Below are some records; give them all again exactly, but not the pictures.

--- start Input records ---

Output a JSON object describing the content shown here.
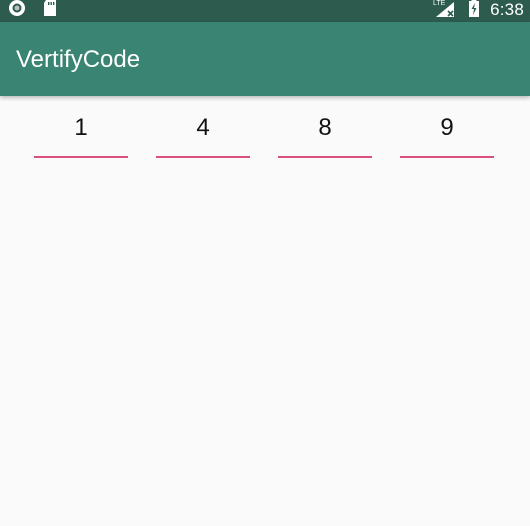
{
  "status_bar": {
    "time": "6:38",
    "left_icons": [
      "record-icon",
      "sd-card-icon"
    ],
    "right_icons": [
      "signal-lte-icon",
      "battery-charging-icon"
    ]
  },
  "app_bar": {
    "title": "VertifyCode",
    "color": "#3a8473"
  },
  "verify_code": {
    "digits": [
      "1",
      "4",
      "8",
      "9"
    ],
    "underline_color": "#d9507e"
  }
}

--- end Input records ---

Answer to this problem:
Output a JSON object describing the content shown here.
{
  "status_bar": {
    "time": "6:38",
    "left_icons": [
      "record-icon",
      "sd-card-icon"
    ],
    "right_icons": [
      "signal-lte-icon",
      "battery-charging-icon"
    ]
  },
  "app_bar": {
    "title": "VertifyCode",
    "color": "#3a8473"
  },
  "verify_code": {
    "digits": [
      "1",
      "4",
      "8",
      "9"
    ],
    "underline_color": "#d9507e"
  }
}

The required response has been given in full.